Stored data:
============================================================

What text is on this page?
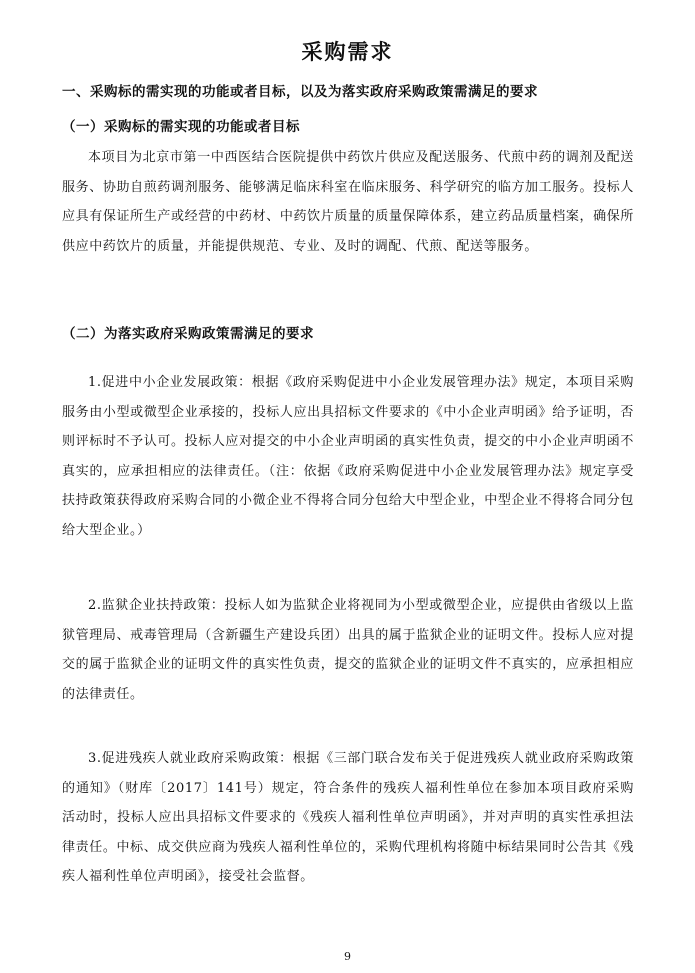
采购需求
一、采购标的需实现的功能或者目标，以及为落实政府采购政策需满足的要求
（一）采购标的需实现的功能或者目标
本项目为北京市第一中西医结合医院提供中药饮片供应及配送服务、代煎中药的调剂及配送服务、协助自煎药调剂服务、能够满足临床科室在临床服务、科学研究的临方加工服务。投标人应具有保证所生产或经营的中药材、中药饮片质量的质量保障体系，建立药品质量档案，确保所供应中药饮片的质量，并能提供规范、专业、及时的调配、代煎、配送等服务。
（二）为落实政府采购政策需满足的要求
1.促进中小企业发展政策：根据《政府采购促进中小企业发展管理办法》规定，本项目采购服务由小型或微型企业承接的，投标人应出具招标文件要求的《中小企业声明函》给予证明，否则评标时不予认可。投标人应对提交的中小企业声明函的真实性负责，提交的中小企业声明函不真实的，应承担相应的法律责任。（注：依据《政府采购促进中小企业发展管理办法》规定享受扶持政策获得政府采购合同的小微企业不得将合同分包给大中型企业，中型企业不得将合同分包给大型企业。）
2.监狱企业扶持政策：投标人如为监狱企业将视同为小型或微型企业，应提供由省级以上监狱管理局、戒毒管理局（含新疆生产建设兵团）出具的属于监狱企业的证明文件。投标人应对提交的属于监狱企业的证明文件的真实性负责，提交的监狱企业的证明文件不真实的，应承担相应的法律责任。
3.促进残疾人就业政府采购政策：根据《三部门联合发布关于促进残疾人就业政府采购政策的通知》（财库〔2017〕141号）规定，符合条件的残疾人福利性单位在参加本项目政府采购活动时，投标人应出具招标文件要求的《残疾人福利性单位声明函》，并对声明的真实性承担法律责任。中标、成交供应商为残疾人福利性单位的，采购代理机构将随中标结果同时公告其《残疾人福利性单位声明函》，接受社会监督。
9
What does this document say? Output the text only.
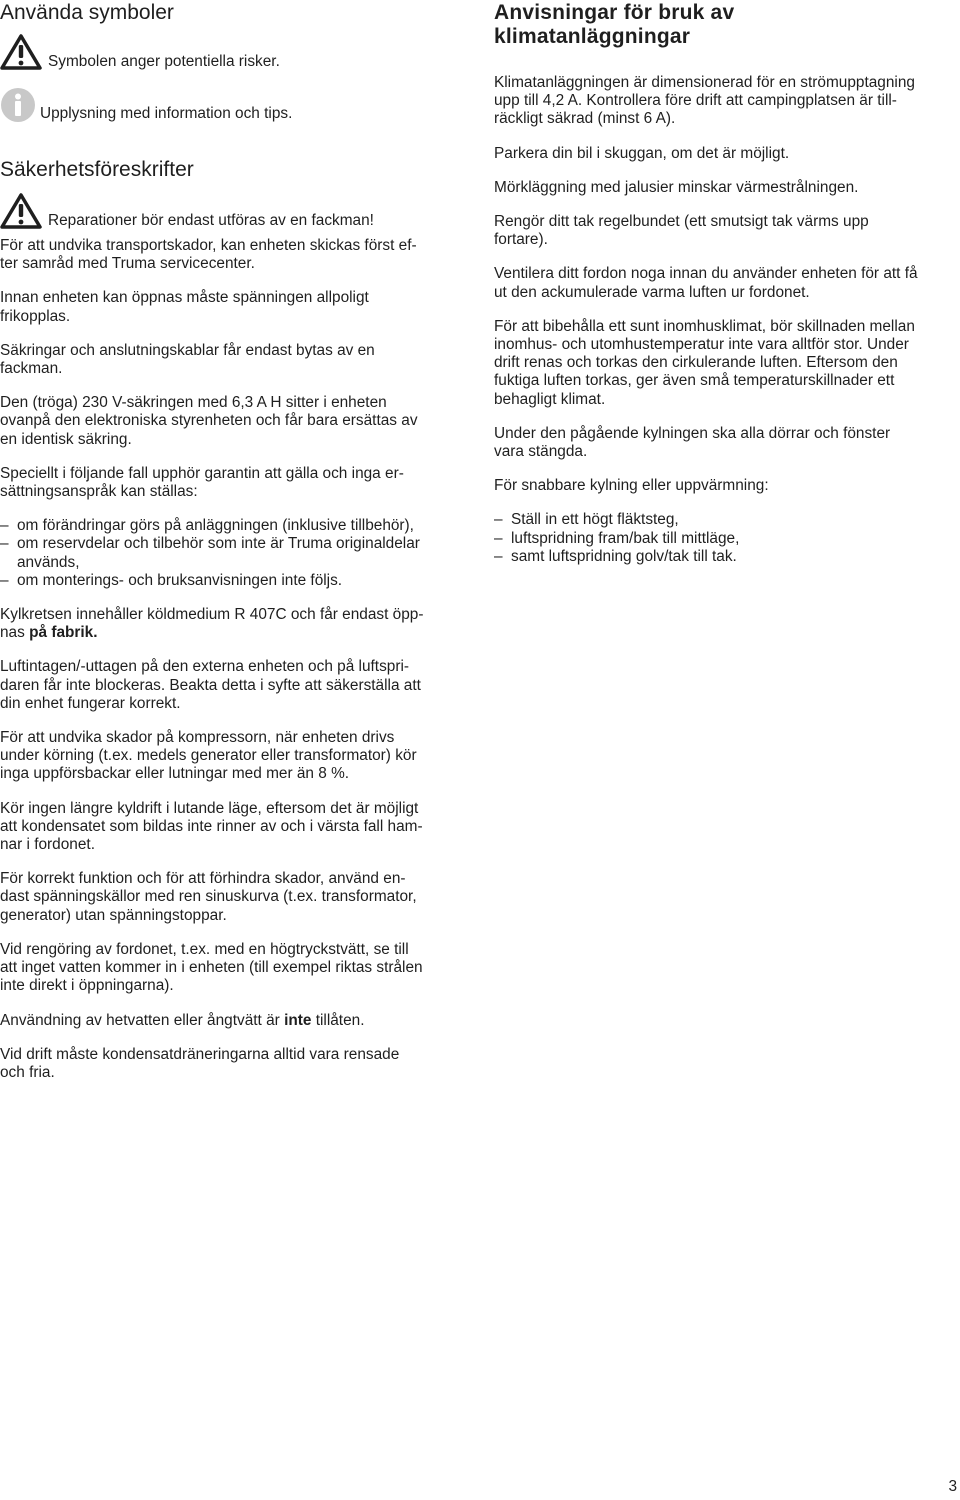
Använda symboler

Symbolen anger potentiella risker.

Upplysning med information och tips.

Säkerhetsföreskrifter

Reparationer bör endast utföras av en fackman!

För att undvika transportskador, kan enheten skickas först ef-
ter samråd med Truma servicecenter.

Innan enheten kan öppnas måste spänningen allpoligt
frikopplas.

Säkringar och anslutningskablar får endast bytas av en
fackman.

Den (tröga) 230 V-säkringen med 6,3 A H sitter i enheten
ovanpå den elektroniska styrenheten och får bara ersättas av
en identisk säkring.

Speciellt i följande fall upphör garantin att gälla och inga er-
sättningsanspråk kan ställas:

– om förändringar görs på anläggningen (inklusive tillbehör),
– om reservdelar och tilbehör som inte är Truma originaldelar
används,
– om monterings- och bruksanvisningen inte följs.

Kylkretsen innehåller köldmedium R 407C och får endast öpp-
nas på fabrik.

Luftintagen/-uttagen på den externa enheten och på luftspri-
daren får inte blockeras. Beakta detta i syfte att säkerställa att
din enhet fungerar korrekt.

För att undvika skador på kompressorn, när enheten drivs
under körning (t.ex. medels generator eller transformator) kör
inga uppförsbackar eller lutningar med mer än 8 %.

Kör ingen längre kyldrift i lutande läge, eftersom det är möjligt
att kondensatet som bildas inte rinner av och i värsta fall ham-
nar i fordonet.

För korrekt funktion och för att förhindra skador, använd en-
dast spänningskällor med ren sinuskurva (t.ex. transformator,
generator) utan spänningstoppar.

Vid rengöring av fordonet, t.ex. med en högtryckstvätt, se till
att inget vatten kommer in i enheten (till exempel riktas strålen
inte direkt i öppningarna).

Användning av hetvatten eller ångtvätt är inte tillåten.

Vid drift måste kondensatdräneringarna alltid vara rensade
och fria.

Anvisningar för bruk av
klimatanläggningar

Klimatanläggningen är dimensionerad för en strömupptagning
upp till 4,2 A. Kontrollera före drift att campingplatsen är till-
räckligt säkrad (minst 6 A).

Parkera din bil i skuggan, om det är möjligt.

Mörkläggning med jalusier minskar värmestrålningen.

Rengör ditt tak regelbundet (ett smutsigt tak värms upp
fortare).

Ventilera ditt fordon noga innan du använder enheten för att få
ut den ackumulerade varma luften ur fordonet.

För att bibehålla ett sunt inomhusklimat, bör skillnaden mellan
inomhus- och utomhustemperatur inte vara alltför stor. Under
drift renas och torkas den cirkulerande luften. Eftersom den
fuktiga luften torkas, ger även små temperaturskillnader ett
behagligt klimat.

Under den pågående kylningen ska alla dörrar och fönster
vara stängda.

För snabbare kylning eller uppvärmning:

– Ställ in ett högt fläktsteg,
– luftspridning fram/bak till mittläge,
– samt luftspridning golv/tak till tak.
3
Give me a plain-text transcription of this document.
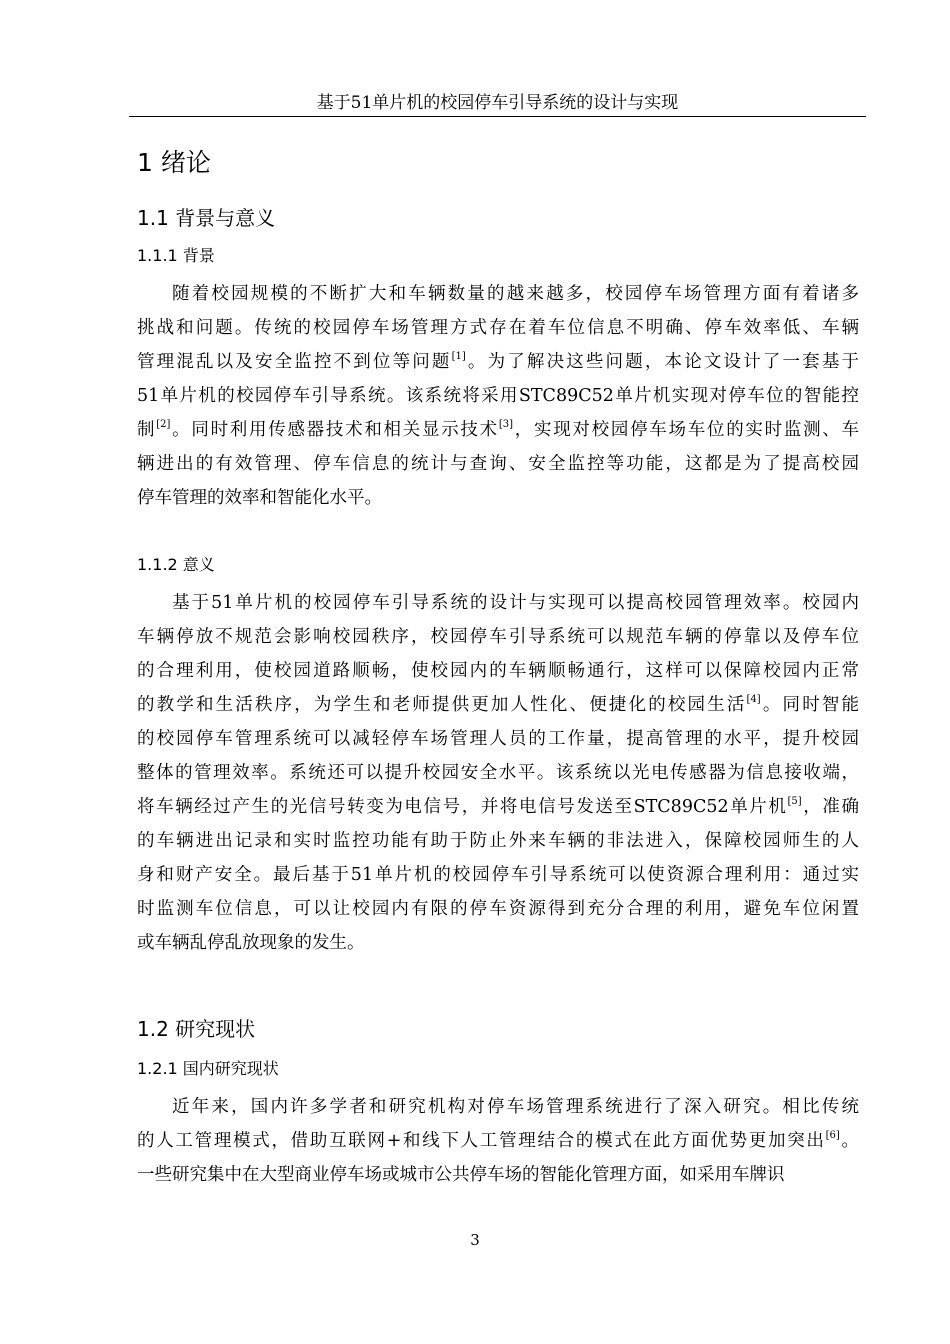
基于51单片机的校园停车引导系统的设计与实现
1 绪论
1.1 背景与意义
1.1.1 背景
随着校园规模的不断扩大和车辆数量的越来越多，校园停车场管理方面有着诸多
挑战和问题。传统的校园停车场管理方式存在着车位信息不明确、停车效率低、车辆
管理混乱以及安全监控不到位等问题[1]。为了解决这些问题，本论文设计了一套基于
51单片机的校园停车引导系统。该系统将采用STC89C52单片机实现对停车位的智能控
制[2]。同时利用传感器技术和相关显示技术[3]，实现对校园停车场车位的实时监测、车
辆进出的有效管理、停车信息的统计与查询、安全监控等功能，这都是为了提高校园
停车管理的效率和智能化水平。
1.1.2 意义
基于51单片机的校园停车引导系统的设计与实现可以提高校园管理效率。校园内
车辆停放不规范会影响校园秩序，校园停车引导系统可以规范车辆的停靠以及停车位
的合理利用，使校园道路顺畅，使校园内的车辆顺畅通行，这样可以保障校园内正常
的教学和生活秩序，为学生和老师提供更加人性化、便捷化的校园生活[4]。同时智能
的校园停车管理系统可以减轻停车场管理人员的工作量，提高管理的水平，提升校园
整体的管理效率。系统还可以提升校园安全水平。该系统以光电传感器为信息接收端，
将车辆经过产生的光信号转变为电信号，并将电信号发送至STC89C52单片机[5]，准确
的车辆进出记录和实时监控功能有助于防止外来车辆的非法进入，保障校园师生的人
身和财产安全。最后基于51单片机的校园停车引导系统可以使资源合理利用：通过实
时监测车位信息，可以让校园内有限的停车资源得到充分合理的利用，避免车位闲置
或车辆乱停乱放现象的发生。
1.2 研究现状
1.2.1 国内研究现状
近年来，国内许多学者和研究机构对停车场管理系统进行了深入研究。相比传统
的人工管理模式，借助互联网+和线下人工管理结合的模式在此方面优势更加突出[6]。
一些研究集中在大型商业停车场或城市公共停车场的智能化管理方面，如采用车牌识
3
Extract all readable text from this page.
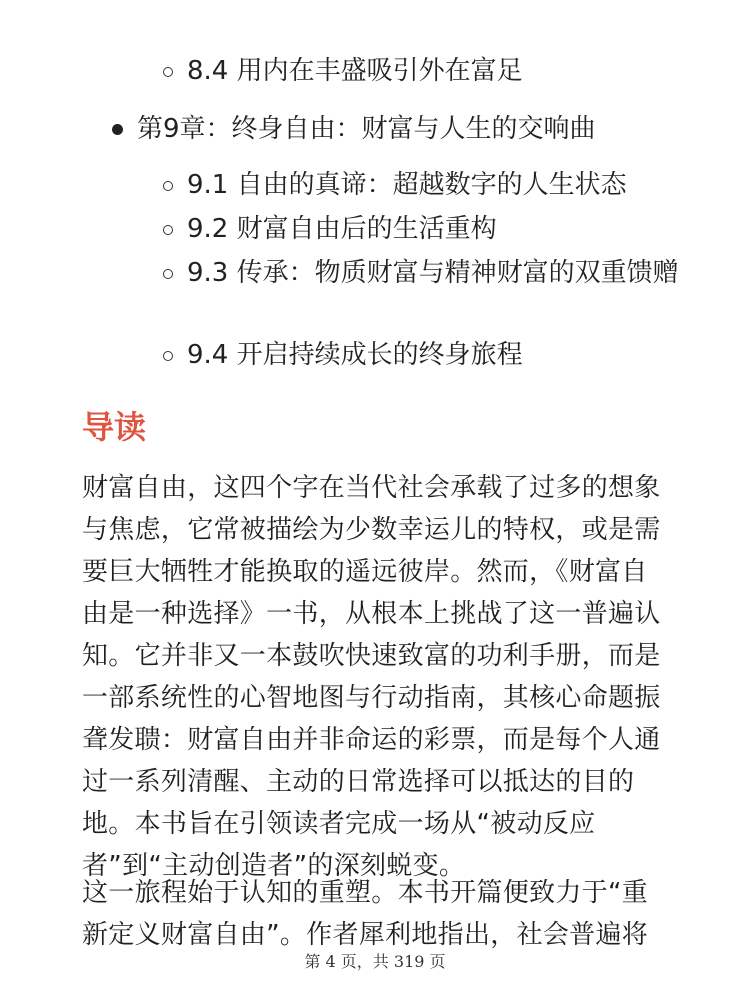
8.4 用内在丰盛吸引外在富足
第9章：终身自由：财富与人生的交响曲
9.1 自由的真谛：超越数字的人生状态
9.2 财富自由后的生活重构
9.3 传承：物质财富与精神财富的双重馈赠
9.4 开启持续成长的终身旅程
导读

财富自由，这四个字在当代社会承载了过多的想象与焦虑，它常被描绘为少数幸运儿的特权，或是需要巨大牺牲才能换取的遥远彼岸。然而，《财富自由是一种选择》一书，从根本上挑战了这一普遍认知。它并非又一本鼓吹快速致富的功利手册，而是一部系统性的心智地图与行动指南，其核心命题振聋发聩：财富自由并非命运的彩票，而是每个人通过一系列清醒、主动的日常选择可以抵达的目的地。本书旨在引领读者完成一场从“被动反应者”到“主动创造者”的深刻蜕变。

这一旅程始于认知的重塑。本书开篇便致力于“重新定义财富自由”。作者犀利地指出，社会普遍将

第 4 页，共 319 页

============================================================

Show all lines from the listing above in which "torkas" appears.

- **Correct output**:
drift renas och torkas den cirkulerande luften. Eftersom den
fuktiga luften torkas, ger även små temperaturskillnader ett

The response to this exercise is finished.